OBJECTIVE A: In the comments on Berkeley recycling below, why does one writer say the large recycling bins made the pilfering worse instead of reducing it?

SELECTED EXTRACT:
--------------------------------
I miss the recycling program in Palo Alto. You could recycle household batteries, entire computers, plastic bags, and all non-bottle plastics at the curb. Berkeley may have been innovative in becoming the first city to start curb-side recycling but it certainly has fallen behind in expanding its recycling program.
Does Palo Alto have the large homeless population that Berkeley has?
I just don’t see a reasonable way to solve the poaching problem. I think it almost makes more sense to just stop having collection of recycling. People could still use the bins and put them out at the curb but let the scavengers do the hauling.
There would be no need for new fees if Berkeley would simply enforce the laws against stealing from recycling bins.
If the city collected all of the recycling with cash value (metal cans and glass bottles), that revenue would fund the entire garbage collection process. Instead, the city council looks the other way while the homeless and the scavengers in dilapidated pickup trucks steal millions of dollars worth of city revenue.
It has only become much worse after the brainstorm of an idea to have large recycling bins. This was purportedly going to minimize the pilfering. Instead, it has facilitated it. Most people kept the prior small recycling bins indoors and only placed them out the night or morning of recycling. It would have been easy to catch the scavengers under those conditions, if there had been a desire. Now with the large outdoor bins, the scavengers are around several times during the day and at all hours of the night removing anything with recycling value. I have heard and seen them rummaging through recycling at 3:00 AM.
--------------------------------
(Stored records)
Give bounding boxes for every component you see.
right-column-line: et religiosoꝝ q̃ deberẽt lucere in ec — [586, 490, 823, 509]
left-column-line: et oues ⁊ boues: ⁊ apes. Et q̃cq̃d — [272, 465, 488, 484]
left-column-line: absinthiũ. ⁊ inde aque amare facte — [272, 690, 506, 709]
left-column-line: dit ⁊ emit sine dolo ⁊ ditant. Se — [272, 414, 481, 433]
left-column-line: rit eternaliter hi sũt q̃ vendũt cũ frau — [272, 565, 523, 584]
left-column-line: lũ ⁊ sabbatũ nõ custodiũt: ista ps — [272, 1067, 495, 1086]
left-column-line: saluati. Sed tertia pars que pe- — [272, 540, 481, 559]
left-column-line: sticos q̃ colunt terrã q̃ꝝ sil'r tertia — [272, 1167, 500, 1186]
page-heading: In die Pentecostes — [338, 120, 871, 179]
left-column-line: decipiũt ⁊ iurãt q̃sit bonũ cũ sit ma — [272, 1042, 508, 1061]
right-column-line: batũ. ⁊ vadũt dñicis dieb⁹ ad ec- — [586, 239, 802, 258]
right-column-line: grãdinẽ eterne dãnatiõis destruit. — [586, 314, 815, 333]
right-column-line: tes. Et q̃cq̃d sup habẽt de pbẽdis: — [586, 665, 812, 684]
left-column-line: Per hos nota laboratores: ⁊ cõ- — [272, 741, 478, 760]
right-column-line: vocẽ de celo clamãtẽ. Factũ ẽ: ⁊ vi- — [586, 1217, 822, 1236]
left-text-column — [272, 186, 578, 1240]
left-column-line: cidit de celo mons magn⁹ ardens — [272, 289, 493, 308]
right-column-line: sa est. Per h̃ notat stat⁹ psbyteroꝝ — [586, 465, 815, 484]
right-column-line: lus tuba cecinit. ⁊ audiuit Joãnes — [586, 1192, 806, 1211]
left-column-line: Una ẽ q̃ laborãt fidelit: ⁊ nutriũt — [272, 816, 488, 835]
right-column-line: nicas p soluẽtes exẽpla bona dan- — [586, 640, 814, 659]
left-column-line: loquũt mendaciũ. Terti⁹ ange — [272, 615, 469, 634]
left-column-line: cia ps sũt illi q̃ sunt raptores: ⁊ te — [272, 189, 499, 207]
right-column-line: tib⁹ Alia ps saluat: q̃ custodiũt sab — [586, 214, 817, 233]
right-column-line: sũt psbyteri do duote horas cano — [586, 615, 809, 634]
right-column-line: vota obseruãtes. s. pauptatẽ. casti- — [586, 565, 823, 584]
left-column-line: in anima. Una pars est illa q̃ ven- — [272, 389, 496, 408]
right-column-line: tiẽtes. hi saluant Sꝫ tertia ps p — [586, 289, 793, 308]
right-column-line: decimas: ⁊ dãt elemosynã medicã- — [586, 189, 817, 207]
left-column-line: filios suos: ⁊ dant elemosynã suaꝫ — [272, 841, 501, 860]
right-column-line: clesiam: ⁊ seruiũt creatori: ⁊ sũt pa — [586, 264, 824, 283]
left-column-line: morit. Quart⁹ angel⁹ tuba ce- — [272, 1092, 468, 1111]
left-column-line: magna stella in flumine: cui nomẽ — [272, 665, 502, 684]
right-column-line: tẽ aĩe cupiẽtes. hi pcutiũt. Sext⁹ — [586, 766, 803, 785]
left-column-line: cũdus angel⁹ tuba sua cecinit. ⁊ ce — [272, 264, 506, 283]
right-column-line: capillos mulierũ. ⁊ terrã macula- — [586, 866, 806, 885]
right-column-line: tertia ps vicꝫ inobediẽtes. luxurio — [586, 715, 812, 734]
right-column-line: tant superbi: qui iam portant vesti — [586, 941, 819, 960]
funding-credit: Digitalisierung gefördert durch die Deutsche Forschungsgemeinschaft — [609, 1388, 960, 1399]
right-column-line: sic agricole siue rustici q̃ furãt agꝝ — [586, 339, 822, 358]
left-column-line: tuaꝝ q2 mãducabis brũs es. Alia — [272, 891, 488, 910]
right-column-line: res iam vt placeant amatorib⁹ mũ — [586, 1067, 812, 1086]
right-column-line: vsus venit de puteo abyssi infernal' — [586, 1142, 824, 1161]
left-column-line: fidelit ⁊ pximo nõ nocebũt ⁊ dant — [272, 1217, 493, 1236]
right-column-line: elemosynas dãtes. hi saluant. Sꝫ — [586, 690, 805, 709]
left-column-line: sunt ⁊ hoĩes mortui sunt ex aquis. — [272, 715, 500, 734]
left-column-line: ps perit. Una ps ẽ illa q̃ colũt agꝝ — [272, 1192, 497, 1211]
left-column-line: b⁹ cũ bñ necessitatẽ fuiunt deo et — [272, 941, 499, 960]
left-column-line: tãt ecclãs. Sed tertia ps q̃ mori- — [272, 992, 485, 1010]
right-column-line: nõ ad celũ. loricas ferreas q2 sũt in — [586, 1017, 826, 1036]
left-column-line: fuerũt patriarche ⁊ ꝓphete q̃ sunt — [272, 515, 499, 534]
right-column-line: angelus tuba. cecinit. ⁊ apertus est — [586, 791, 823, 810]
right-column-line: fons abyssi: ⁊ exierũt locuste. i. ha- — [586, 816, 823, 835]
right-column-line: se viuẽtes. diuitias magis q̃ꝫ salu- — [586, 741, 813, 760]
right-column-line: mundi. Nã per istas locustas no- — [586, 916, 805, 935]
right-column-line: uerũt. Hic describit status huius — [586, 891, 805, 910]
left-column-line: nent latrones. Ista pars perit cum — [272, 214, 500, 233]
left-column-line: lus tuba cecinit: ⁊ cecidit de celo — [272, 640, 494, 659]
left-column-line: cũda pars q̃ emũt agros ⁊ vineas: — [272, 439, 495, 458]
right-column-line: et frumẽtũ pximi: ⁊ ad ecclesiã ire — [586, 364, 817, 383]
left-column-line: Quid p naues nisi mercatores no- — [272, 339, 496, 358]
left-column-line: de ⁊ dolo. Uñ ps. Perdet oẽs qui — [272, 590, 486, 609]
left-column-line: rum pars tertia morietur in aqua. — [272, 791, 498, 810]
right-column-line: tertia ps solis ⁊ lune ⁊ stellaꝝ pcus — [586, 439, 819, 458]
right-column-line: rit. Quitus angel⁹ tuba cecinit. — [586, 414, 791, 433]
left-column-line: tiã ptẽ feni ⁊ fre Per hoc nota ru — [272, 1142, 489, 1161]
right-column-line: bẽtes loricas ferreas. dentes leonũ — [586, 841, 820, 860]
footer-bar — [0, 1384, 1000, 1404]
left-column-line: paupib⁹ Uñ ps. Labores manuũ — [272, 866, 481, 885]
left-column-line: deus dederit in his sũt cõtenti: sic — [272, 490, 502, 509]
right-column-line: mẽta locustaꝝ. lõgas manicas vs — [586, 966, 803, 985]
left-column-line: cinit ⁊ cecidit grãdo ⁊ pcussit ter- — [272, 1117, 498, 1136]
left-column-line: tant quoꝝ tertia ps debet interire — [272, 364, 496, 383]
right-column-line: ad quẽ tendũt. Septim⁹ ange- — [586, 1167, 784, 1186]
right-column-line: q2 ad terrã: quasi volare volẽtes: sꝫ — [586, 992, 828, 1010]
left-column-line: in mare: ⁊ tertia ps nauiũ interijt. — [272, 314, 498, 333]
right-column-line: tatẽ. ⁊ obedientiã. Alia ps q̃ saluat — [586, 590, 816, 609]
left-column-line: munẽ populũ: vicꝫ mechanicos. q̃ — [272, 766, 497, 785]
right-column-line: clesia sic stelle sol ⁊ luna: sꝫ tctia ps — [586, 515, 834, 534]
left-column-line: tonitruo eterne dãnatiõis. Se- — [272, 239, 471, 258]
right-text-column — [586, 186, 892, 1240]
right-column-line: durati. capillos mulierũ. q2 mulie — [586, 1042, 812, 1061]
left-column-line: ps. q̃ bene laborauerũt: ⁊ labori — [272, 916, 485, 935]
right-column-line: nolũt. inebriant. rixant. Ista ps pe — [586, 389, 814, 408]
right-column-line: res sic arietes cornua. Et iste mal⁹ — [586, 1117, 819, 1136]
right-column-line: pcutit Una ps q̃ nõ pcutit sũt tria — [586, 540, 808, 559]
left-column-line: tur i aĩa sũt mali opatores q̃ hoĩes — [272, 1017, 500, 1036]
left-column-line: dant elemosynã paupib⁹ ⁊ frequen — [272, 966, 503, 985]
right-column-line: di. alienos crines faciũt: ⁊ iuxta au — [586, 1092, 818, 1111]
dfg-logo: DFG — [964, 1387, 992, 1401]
--------------------------------
OBJECTIVE B: From the stored records above, copy everything from the start down to the line containing "left-column-line: et oues", word for word.

FINAL ANSWER A: Most people used to keep the small recycling bins indoors and set them out only the night or morning of collection, so scavengers would have been easy to catch. The large bins stay outdoors, so scavengers come by several times a day and at all hours of the night to take anything with recycling value.

FINAL ANSWER B:
Give bounding boxes for every component you see.
right-column-line: et religiosoꝝ q̃ deberẽt lucere in ec — [586, 490, 823, 509]
left-column-line: et oues ⁊ boues: ⁊ apes. Et q̃cq̃d — [272, 465, 488, 484]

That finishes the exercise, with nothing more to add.